Start of DATA SECTION

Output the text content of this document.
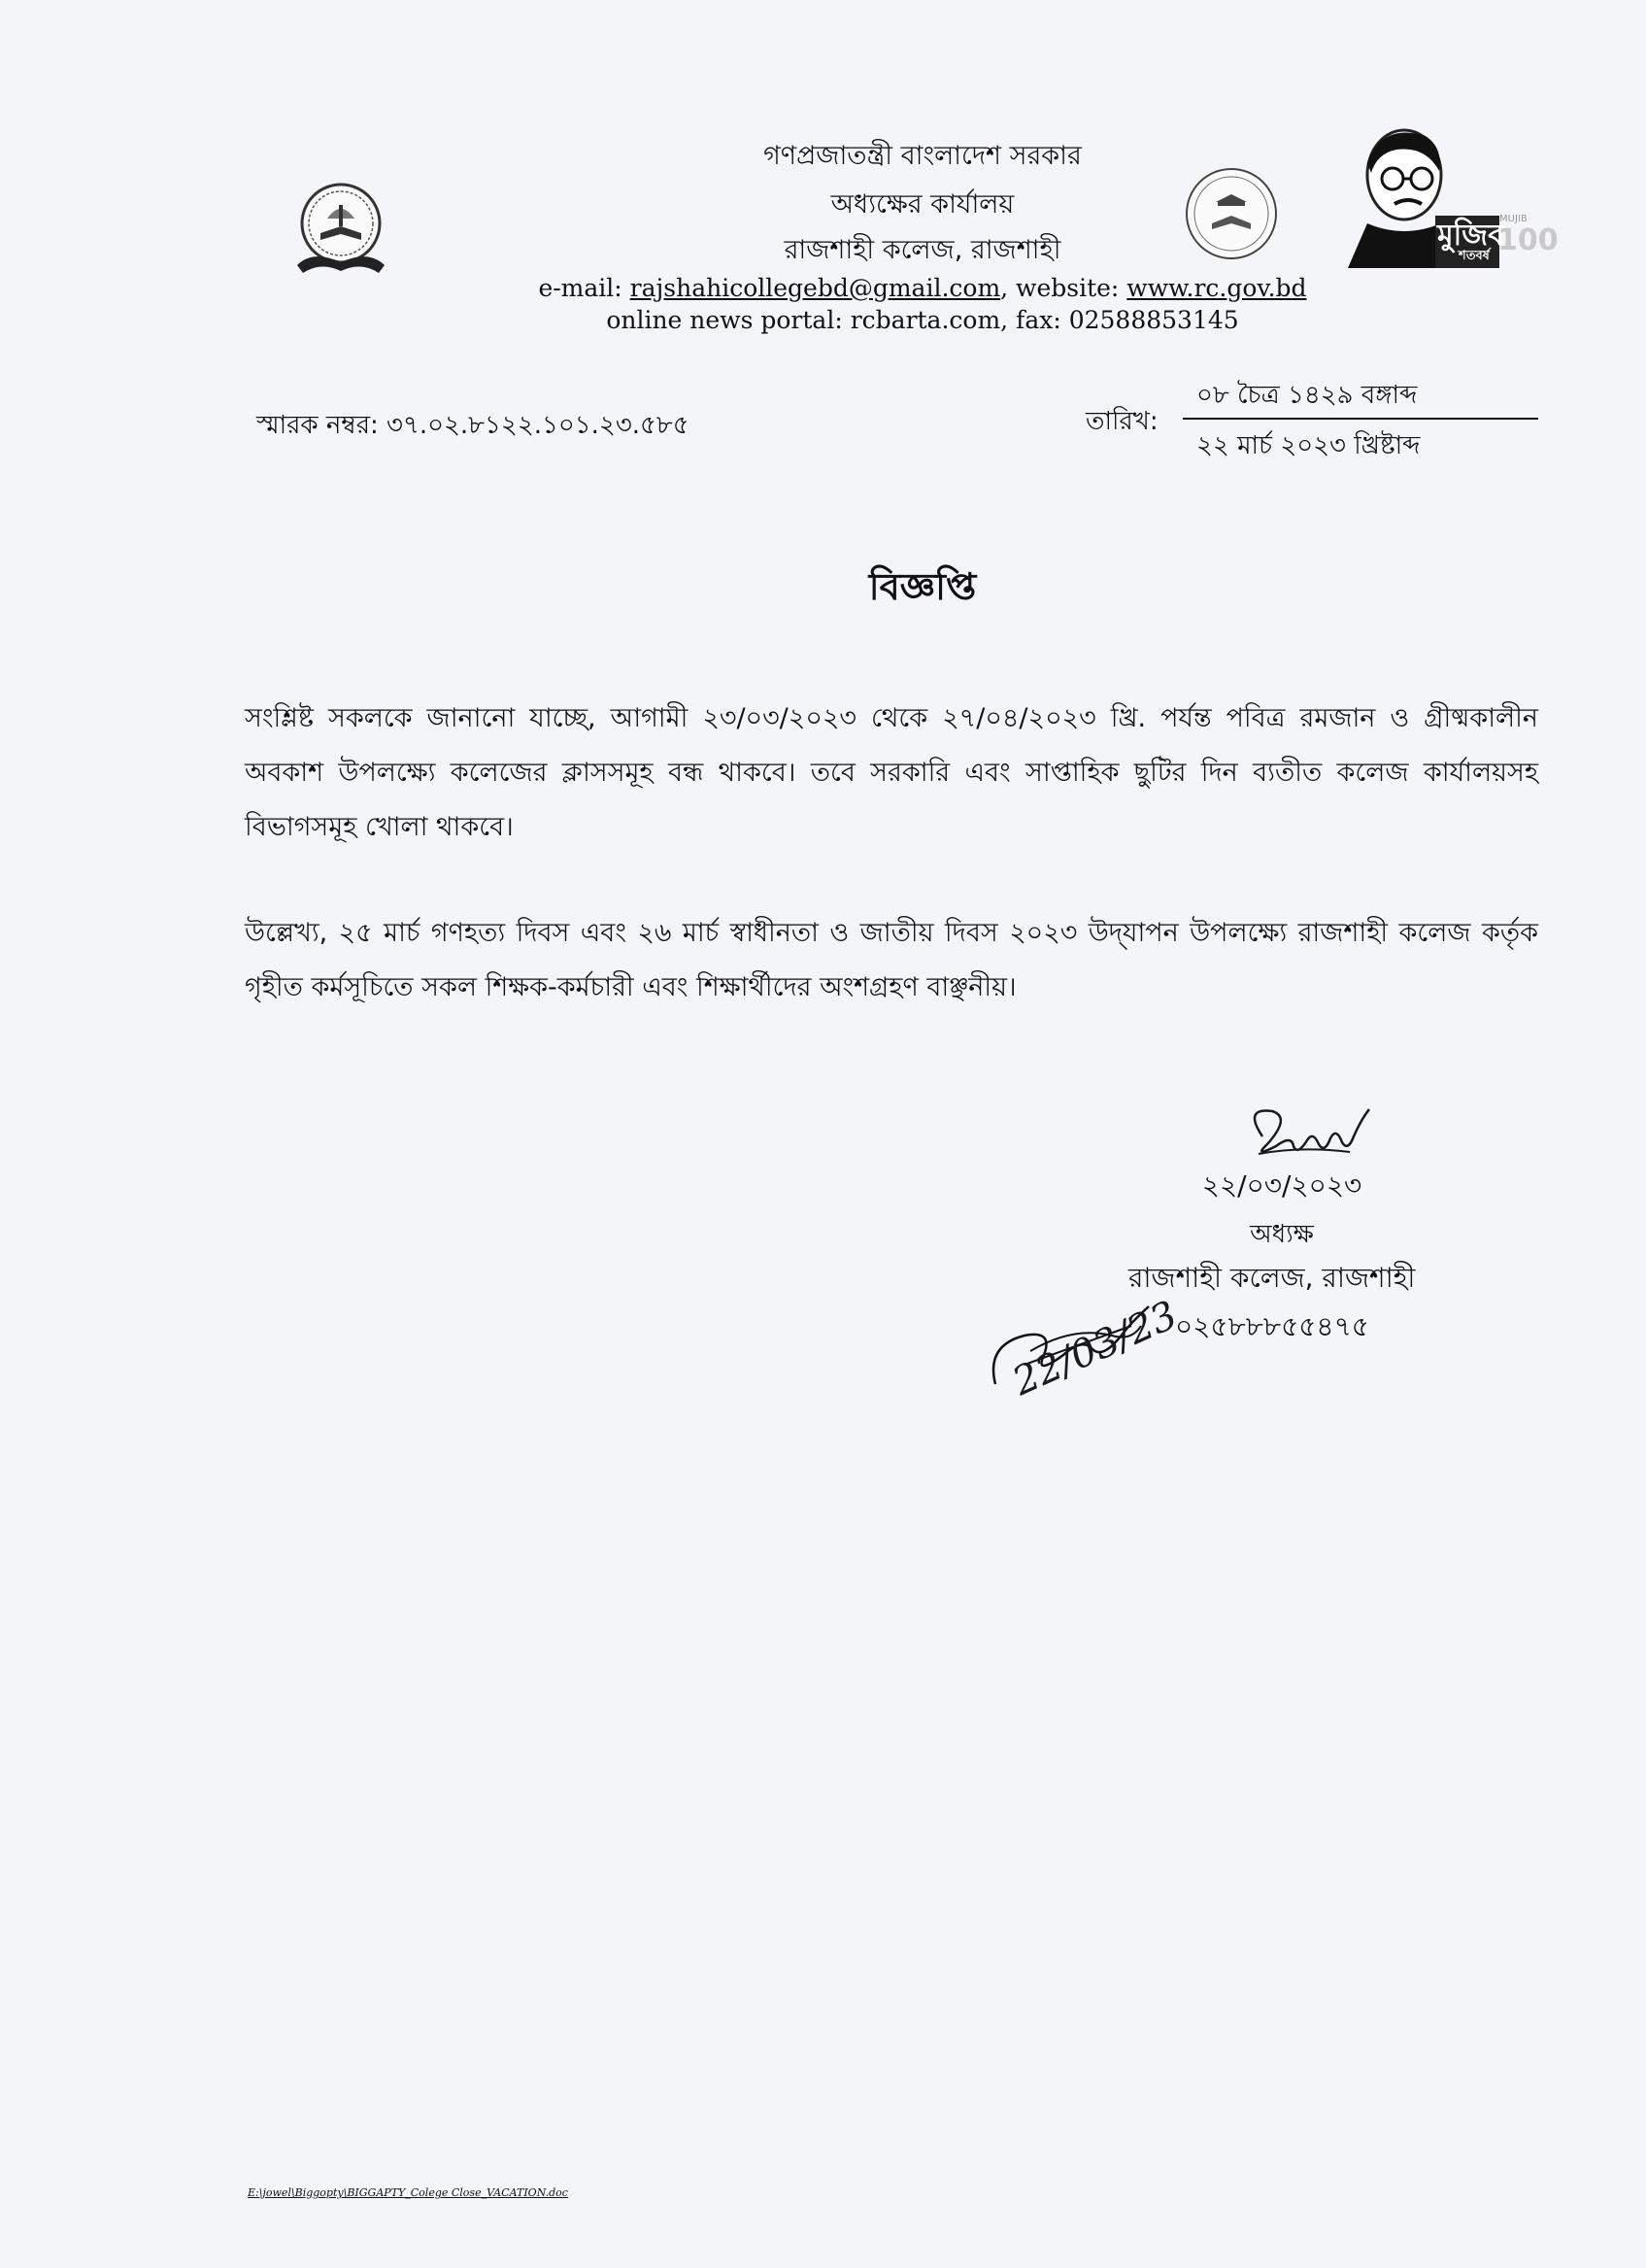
গণপ্রজাতন্ত্রী বাংলাদেশ সরকার
অধ্যক্ষের কার্যালয়
রাজশাহী কলেজ, রাজশাহী
e-mail: rajshahicollegebd@gmail.com, website: www.rc.gov.bd
online news portal: rcbarta.com, fax: 02588853145
মুজিব
শতবর্ষ
MUJIB
100
স্মারক নম্বর: ৩৭.০২.৮১২২.১০১.২৩.৫৮৫	তারিখ:
০৮ চৈত্র ১৪২৯ বঙ্গাব্দ
২২ মার্চ ২০২৩ খ্রিষ্টাব্দ
বিজ্ঞপ্তি
সংশ্লিষ্ট সকলকে জানানো যাচ্ছে, আগামী ২৩/০৩/২০২৩ থেকে ২৭/০৪/২০২৩ খ্রি. পর্যন্ত পবিত্র রমজান ও গ্রীষ্মকালীন অবকাশ উপলক্ষ্যে কলেজের ক্লাসসমূহ বন্ধ থাকবে। তবে সরকারি এবং সাপ্তাহিক ছুটির দিন ব্যতীত কলেজ কার্যালয়সহ বিভাগসমূহ খোলা থাকবে।
উল্লেখ্য, ২৫ মার্চ গণহত্য দিবস এবং ২৬ মার্চ স্বাধীনতা ও জাতীয় দিবস ২০২৩ উদ্‌যাপন উপলক্ষ্যে রাজশাহী কলেজ কর্তৃক গৃহীত কর্মসূচিতে সকল শিক্ষক-কর্মচারী এবং শিক্ষার্থীদের অংশগ্রহণ বাঞ্ছনীয়।
২২/০৩/২০২৩
অধ্যক্ষ
রাজশাহী কলেজ, রাজশাহী
০২৫৮৮৮৫৫৪৭৫
22/03/23
E:\jowel\Biggopty\BIGGAPTY_Colege Close_VACATION.doc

End of DATA SECTION

_TASK OBJECTIVE_
Quote everything in the listing above exactly; pictures are the only thing to omit.

_TASK ANSWER_
Output the text content of this document.
গণপ্রজাতন্ত্রী বাংলাদেশ সরকার
অধ্যক্ষের কার্যালয়
রাজশাহী কলেজ, রাজশাহী
e-mail: rajshahicollegebd@gmail.com, website: www.rc.gov.bd
online news portal: rcbarta.com, fax: 02588853145
মুজিব
শতবর্ষ
MUJIB
100
স্মারক নম্বর: ৩৭.০২.৮১২২.১০১.২৩.৫৮৫	তারিখ:
০৮ চৈত্র ১৪২৯ বঙ্গাব্দ
২২ মার্চ ২০২৩ খ্রিষ্টাব্দ
বিজ্ঞপ্তি
সংশ্লিষ্ট সকলকে জানানো যাচ্ছে, আগামী ২৩/০৩/২০২৩ থেকে ২৭/০৪/২০২৩ খ্রি. পর্যন্ত পবিত্র রমজান ও গ্রীষ্মকালীন অবকাশ উপলক্ষ্যে কলেজের ক্লাসসমূহ বন্ধ থাকবে। তবে সরকারি এবং সাপ্তাহিক ছুটির দিন ব্যতীত কলেজ কার্যালয়সহ বিভাগসমূহ খোলা থাকবে।
উল্লেখ্য, ২৫ মার্চ গণহত্য দিবস এবং ২৬ মার্চ স্বাধীনতা ও জাতীয় দিবস ২০২৩ উদ্‌যাপন উপলক্ষ্যে রাজশাহী কলেজ কর্তৃক গৃহীত কর্মসূচিতে সকল শিক্ষক-কর্মচারী এবং শিক্ষার্থীদের অংশগ্রহণ বাঞ্ছনীয়।
২২/০৩/২০২৩
অধ্যক্ষ
রাজশাহী কলেজ, রাজশাহী
০২৫৮৮৮৫৫৪৭৫
22/03/23
E:\jowel\Biggopty\BIGGAPTY_Colege Close_VACATION.doc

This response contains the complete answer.